--- start of Given data ---

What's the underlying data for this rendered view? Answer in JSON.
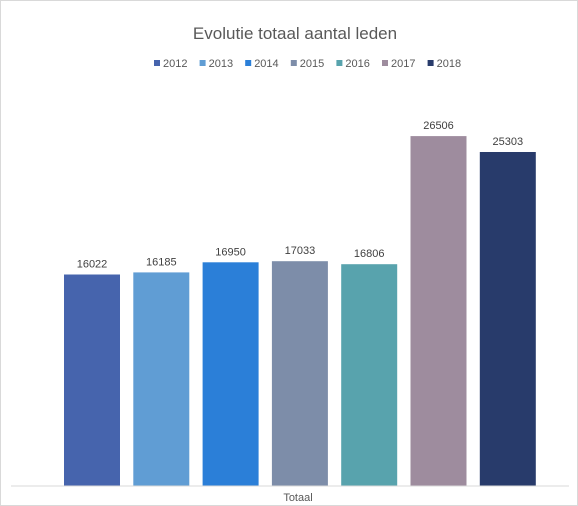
{
  "chart_data": {
    "type": "bar",
    "title": "Evolutie totaal aantal leden",
    "categories": [
      "Totaal"
    ],
    "xlabel": "",
    "ylabel": "",
    "ylim": [
      0,
      30000
    ],
    "grid": false,
    "legend_position": "top",
    "series": [
      {
        "name": "2012",
        "values": [
          16022
        ],
        "color": "#4664ad"
      },
      {
        "name": "2013",
        "values": [
          16185
        ],
        "color": "#609dd4"
      },
      {
        "name": "2014",
        "values": [
          16950
        ],
        "color": "#2b7fd8"
      },
      {
        "name": "2015",
        "values": [
          17033
        ],
        "color": "#7d8da9"
      },
      {
        "name": "2016",
        "values": [
          16806
        ],
        "color": "#58a3ad"
      },
      {
        "name": "2017",
        "values": [
          26506
        ],
        "color": "#9e8c9e"
      },
      {
        "name": "2018",
        "values": [
          25303
        ],
        "color": "#283b6b"
      }
    ]
  }
}
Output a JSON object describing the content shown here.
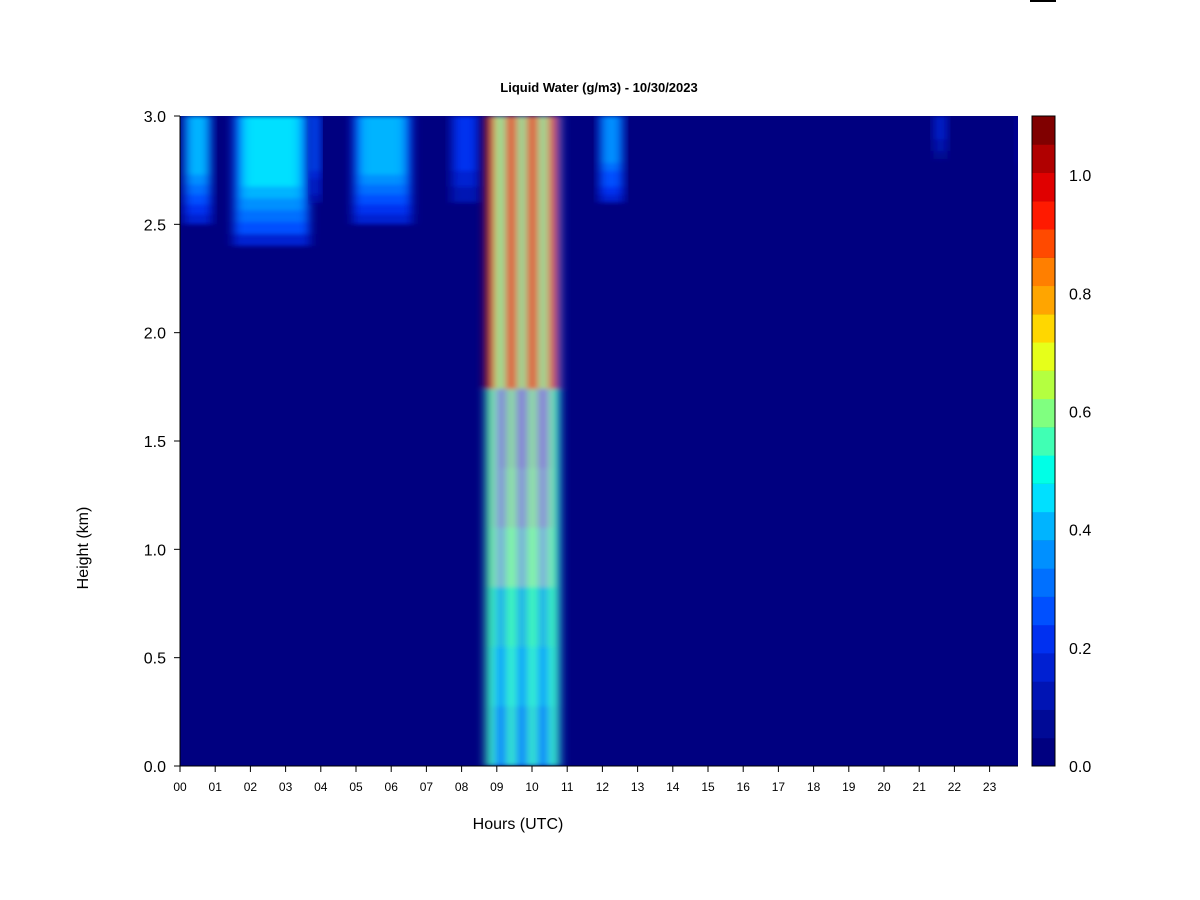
{
  "chart_data": {
    "type": "heatmap",
    "title": "Liquid Water (g/m3) - 10/30/2023",
    "xlabel": "Hours (UTC)",
    "ylabel": "Height (km)",
    "xlim": [
      0,
      24
    ],
    "ylim": [
      0,
      3.0
    ],
    "x_ticks": [
      "00",
      "01",
      "02",
      "03",
      "04",
      "05",
      "06",
      "07",
      "08",
      "09",
      "10",
      "11",
      "12",
      "13",
      "14",
      "15",
      "16",
      "17",
      "18",
      "19",
      "20",
      "21",
      "22",
      "23"
    ],
    "y_ticks": [
      "0.0",
      "0.5",
      "1.0",
      "1.5",
      "2.0",
      "2.5",
      "3.0"
    ],
    "colorbar": {
      "range": [
        0,
        1.1
      ],
      "levels": 22,
      "ticks": [
        "0.0",
        "0.2",
        "0.4",
        "0.6",
        "0.8",
        "1.0"
      ],
      "colors": [
        "#000080",
        "#000a96",
        "#0014b4",
        "#0020d2",
        "#0030f0",
        "#0050ff",
        "#0070ff",
        "#0090ff",
        "#00b4ff",
        "#00e0ff",
        "#00ffe6",
        "#40ffb4",
        "#80ff80",
        "#b4ff40",
        "#e6ff1a",
        "#ffd700",
        "#ffa500",
        "#ff7f00",
        "#ff4a00",
        "#ff1a00",
        "#e00000",
        "#b00000",
        "#800000"
      ]
    },
    "liquid_water_regions": [
      {
        "hours": [
          0.1,
          0.9
        ],
        "heights_km": [
          2.5,
          3.0
        ],
        "peak_value": 0.45
      },
      {
        "hours": [
          1.5,
          3.7
        ],
        "heights_km": [
          2.4,
          3.0
        ],
        "peak_value": 0.5
      },
      {
        "hours": [
          3.7,
          4.0
        ],
        "heights_km": [
          2.6,
          3.0
        ],
        "peak_value": 0.3
      },
      {
        "hours": [
          4.9,
          6.6
        ],
        "heights_km": [
          2.5,
          3.0
        ],
        "peak_value": 0.45
      },
      {
        "hours": [
          7.7,
          8.5
        ],
        "heights_km": [
          2.6,
          3.0
        ],
        "peak_value": 0.25
      },
      {
        "hours": [
          8.7,
          10.8
        ],
        "heights_km": [
          0.0,
          3.0
        ],
        "peak_value": 1.0
      },
      {
        "hours": [
          11.9,
          12.6
        ],
        "heights_km": [
          2.6,
          3.0
        ],
        "peak_value": 0.4
      },
      {
        "hours": [
          21.4,
          21.8
        ],
        "heights_km": [
          2.8,
          3.0
        ],
        "peak_value": 0.15
      },
      {
        "hours": [
          23.7,
          23.8
        ],
        "heights_km": [
          2.7,
          3.0
        ],
        "peak_value": 0.12
      }
    ],
    "legend": "colorbar-right",
    "grid": false
  }
}
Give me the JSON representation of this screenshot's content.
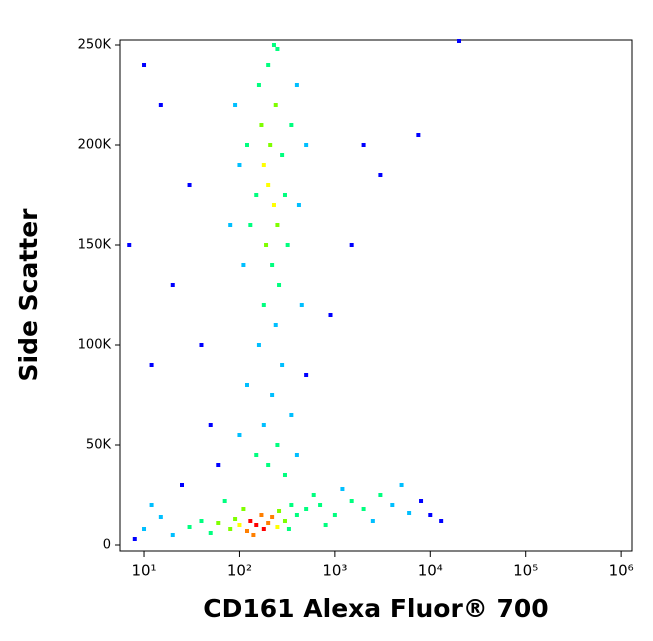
{
  "chart_data": {
    "type": "scatter",
    "x_label": "CD161 Alexa Fluor® 700",
    "y_label": "Side Scatter",
    "xscale": "log",
    "xlim": [
      5.6,
      1300000
    ],
    "xticks": [
      {
        "value": 10,
        "label": "10¹"
      },
      {
        "value": 100,
        "label": "10²"
      },
      {
        "value": 1000,
        "label": "10³"
      },
      {
        "value": 10000,
        "label": "10⁴"
      },
      {
        "value": 100000,
        "label": "10⁵"
      },
      {
        "value": 1000000,
        "label": "10⁶"
      }
    ],
    "ylim": [
      -3000,
      252500
    ],
    "yticks": [
      0,
      {
        "value": 50000,
        "label": "50K"
      },
      {
        "value": 100000,
        "label": "100K"
      },
      {
        "value": 150000,
        "label": "150K"
      },
      {
        "value": 200000,
        "label": "200K"
      },
      {
        "value": 250000,
        "label": "250K"
      }
    ],
    "colormap": [
      "#0000ff",
      "#00bfff",
      "#00ff7f",
      "#7fff00",
      "#ffff00",
      "#ff7f00",
      "#ff0000"
    ],
    "x": [
      150,
      180,
      130,
      200,
      120,
      170,
      250,
      100,
      220,
      140,
      90,
      300,
      80,
      60,
      110,
      260,
      330,
      50,
      40,
      30,
      20,
      15,
      10,
      8,
      12,
      70,
      350,
      400,
      500,
      700,
      1000,
      1500,
      2000,
      3000,
      1200,
      2500,
      4000,
      6000,
      8000,
      10000,
      13000,
      5000,
      800,
      600,
      200,
      250,
      150,
      300,
      180,
      220,
      280,
      160,
      240,
      120,
      350,
      100,
      400,
      60,
      500,
      200,
      230,
      180,
      210,
      250,
      170,
      240,
      190,
      220,
      160,
      280,
      150,
      300,
      130,
      260,
      200,
      250,
      120,
      350,
      320,
      110,
      400,
      100,
      420,
      90,
      450,
      80,
      500,
      180,
      230,
      20,
      30,
      15,
      10,
      40,
      2000,
      7500,
      3000,
      1500,
      50,
      12,
      25,
      20000,
      900,
      7
    ],
    "y": [
      10000,
      8000,
      12000,
      11000,
      7000,
      15000,
      9000,
      10000,
      14000,
      5000,
      13000,
      12000,
      8000,
      11000,
      18000,
      17000,
      8000,
      6000,
      12000,
      9000,
      5000,
      14000,
      8000,
      3000,
      20000,
      22000,
      20000,
      15000,
      18000,
      20000,
      15000,
      22000,
      18000,
      25000,
      28000,
      12000,
      20000,
      16000,
      22000,
      15000,
      12000,
      30000,
      10000,
      25000,
      40000,
      50000,
      45000,
      35000,
      60000,
      75000,
      90000,
      100000,
      110000,
      80000,
      65000,
      55000,
      45000,
      40000,
      85000,
      180000,
      170000,
      190000,
      200000,
      160000,
      210000,
      220000,
      150000,
      140000,
      230000,
      195000,
      175000,
      175000,
      160000,
      130000,
      240000,
      248000,
      200000,
      210000,
      150000,
      140000,
      230000,
      190000,
      170000,
      220000,
      120000,
      160000,
      200000,
      120000,
      250000,
      130000,
      180000,
      220000,
      240000,
      100000,
      200000,
      205000,
      185000,
      150000,
      60000,
      90000,
      30000,
      252000,
      115000,
      150000
    ],
    "density": [
      1.0,
      1.0,
      0.95,
      0.9,
      0.85,
      0.8,
      0.7,
      0.7,
      0.75,
      0.8,
      0.55,
      0.5,
      0.5,
      0.45,
      0.5,
      0.45,
      0.4,
      0.35,
      0.3,
      0.25,
      0.2,
      0.15,
      0.1,
      0.05,
      0.1,
      0.3,
      0.3,
      0.3,
      0.3,
      0.3,
      0.3,
      0.35,
      0.3,
      0.25,
      0.2,
      0.2,
      0.15,
      0.1,
      0.08,
      0.05,
      0.03,
      0.1,
      0.25,
      0.25,
      0.35,
      0.3,
      0.25,
      0.3,
      0.2,
      0.15,
      0.15,
      0.15,
      0.2,
      0.1,
      0.1,
      0.1,
      0.1,
      0.05,
      0.05,
      0.65,
      0.6,
      0.6,
      0.55,
      0.5,
      0.5,
      0.45,
      0.45,
      0.4,
      0.4,
      0.4,
      0.4,
      0.35,
      0.3,
      0.35,
      0.35,
      0.3,
      0.25,
      0.25,
      0.3,
      0.2,
      0.2,
      0.15,
      0.15,
      0.1,
      0.1,
      0.1,
      0.1,
      0.3,
      0.25,
      0.03,
      0.03,
      0.03,
      0.03,
      0.03,
      0.03,
      0.03,
      0.03,
      0.03,
      0.03,
      0.03,
      0.05,
      0.02,
      0.03,
      0.03
    ]
  }
}
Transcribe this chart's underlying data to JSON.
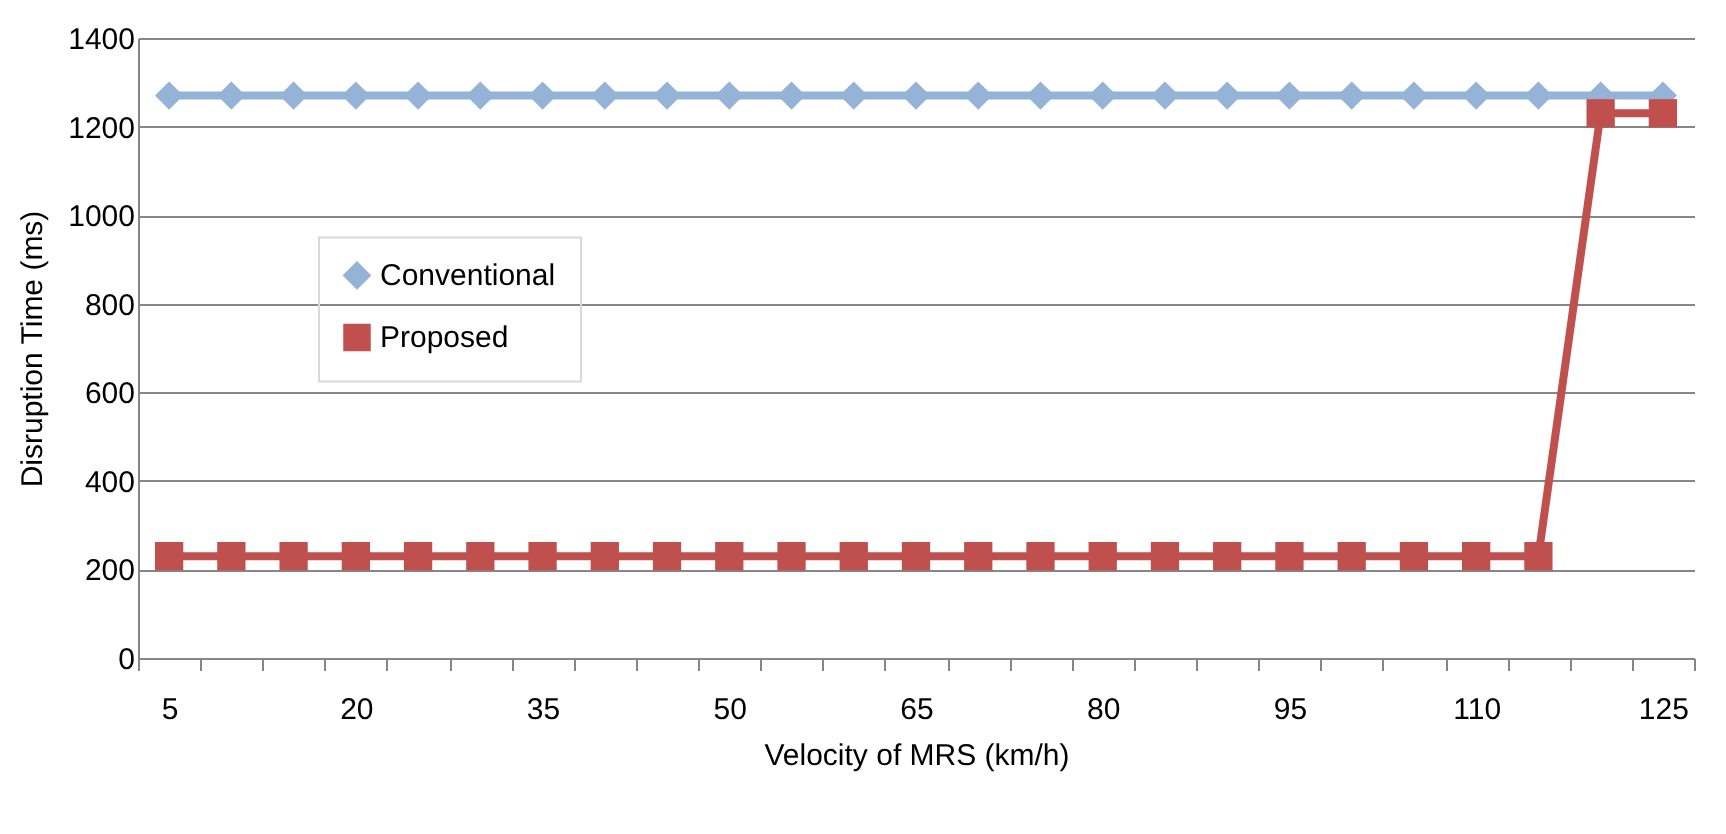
{
  "chart_data": {
    "type": "line",
    "xlabel": "Velocity of MRS (km/h)",
    "ylabel": "Disruption Time (ms)",
    "categories": [
      "5",
      null,
      null,
      "20",
      null,
      null,
      "35",
      null,
      null,
      "50",
      null,
      null,
      "65",
      null,
      null,
      "80",
      null,
      null,
      "95",
      null,
      null,
      "110",
      null,
      null,
      "125"
    ],
    "series": [
      {
        "name": "Conventional",
        "color": "#95b3d7",
        "marker": "diamond",
        "values": [
          1270,
          1270,
          1270,
          1270,
          1270,
          1270,
          1270,
          1270,
          1270,
          1270,
          1270,
          1270,
          1270,
          1270,
          1270,
          1270,
          1270,
          1270,
          1270,
          1270,
          1270,
          1270,
          1270,
          1270,
          1270
        ]
      },
      {
        "name": "Proposed",
        "color": "#c0504d",
        "marker": "square",
        "values": [
          230,
          230,
          230,
          230,
          230,
          230,
          230,
          230,
          230,
          230,
          230,
          230,
          230,
          230,
          230,
          230,
          230,
          230,
          230,
          230,
          230,
          230,
          230,
          1230,
          1230
        ]
      }
    ],
    "ylim": [
      0,
      1400
    ],
    "yticks": [
      0,
      200,
      400,
      600,
      800,
      1000,
      1200,
      1400
    ],
    "grid": "y",
    "legend": "left",
    "line_style": "solid"
  }
}
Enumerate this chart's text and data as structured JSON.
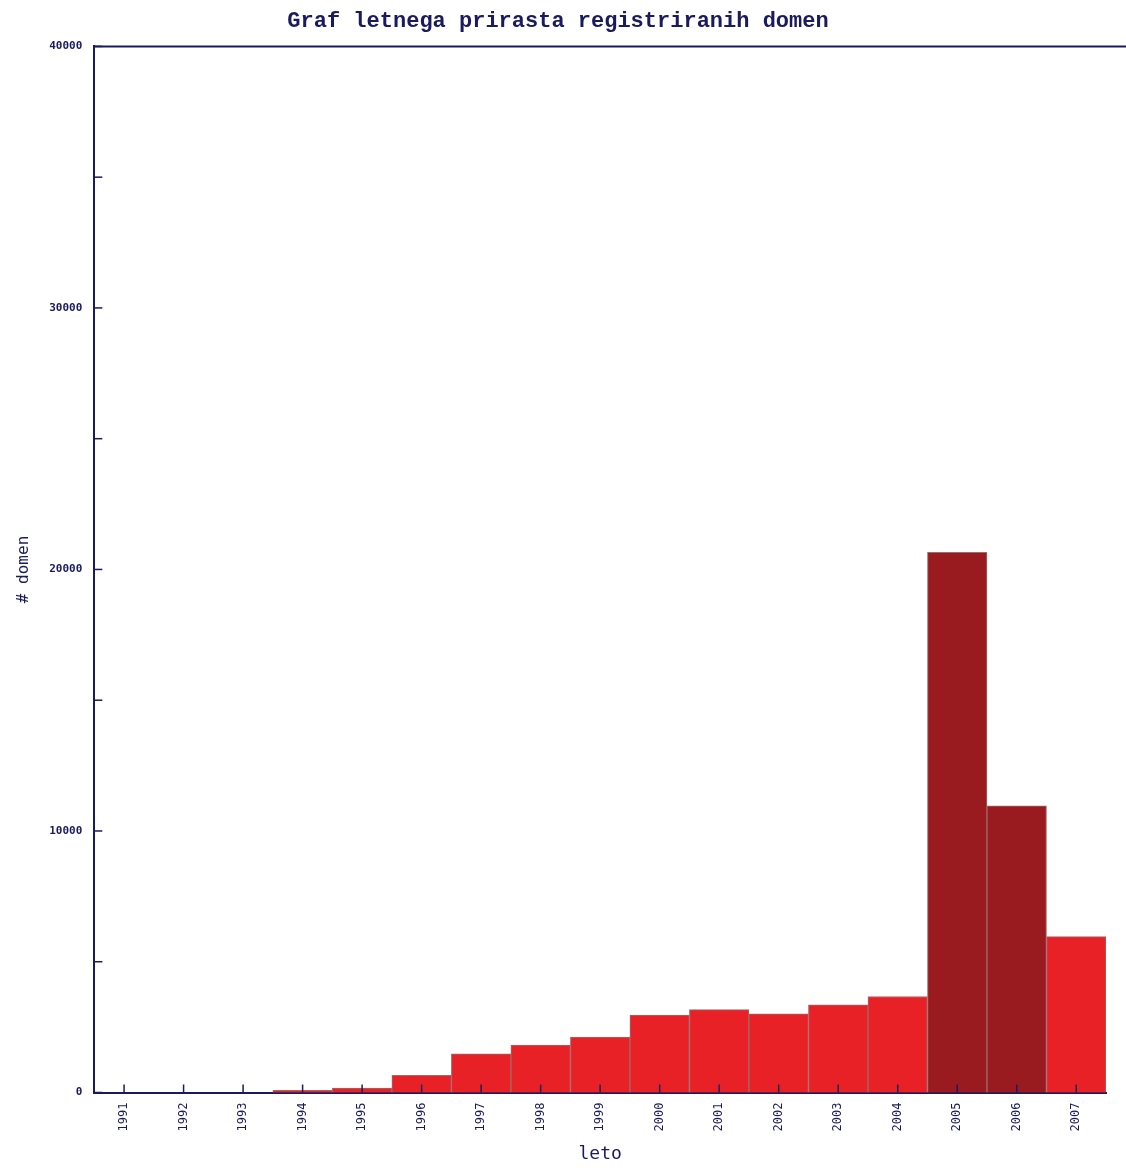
{
  "chart_data": {
    "type": "bar",
    "title": "Graf letnega prirasta registriranih domen",
    "xlabel": "leto",
    "ylabel": "# domen",
    "categories": [
      "1991",
      "1992",
      "1993",
      "1994",
      "1995",
      "1996",
      "1997",
      "1998",
      "1999",
      "2000",
      "2001",
      "2002",
      "2003",
      "2004",
      "2005",
      "2006",
      "2007"
    ],
    "values": [
      0,
      0,
      0,
      80,
      170,
      660,
      1480,
      1810,
      2120,
      2960,
      3170,
      3010,
      3350,
      3670,
      20650,
      10960,
      5960
    ],
    "colors": [
      "#e82127",
      "#e82127",
      "#e82127",
      "#e82127",
      "#e82127",
      "#e82127",
      "#e82127",
      "#e82127",
      "#e82127",
      "#e82127",
      "#e82127",
      "#e82127",
      "#e82127",
      "#e82127",
      "#9a1b1f",
      "#9a1b1f",
      "#e82127"
    ],
    "ylim": [
      0,
      40000
    ],
    "yticks": [
      0,
      {
        "value": 5000,
        "label": null
      },
      10000,
      {
        "value": 15000,
        "label": null
      },
      20000,
      {
        "value": 25000,
        "label": null
      },
      30000,
      {
        "value": 35000,
        "label": null
      },
      40000
    ],
    "grid": false,
    "legend": false
  }
}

--- end of Given data ---

Exercise directions: From the data above, gather every line that includes the word "content".

Answer for this exercise:
Output a JSON object describing the content shown here.
Give me the JSON representation of this screenshot's content.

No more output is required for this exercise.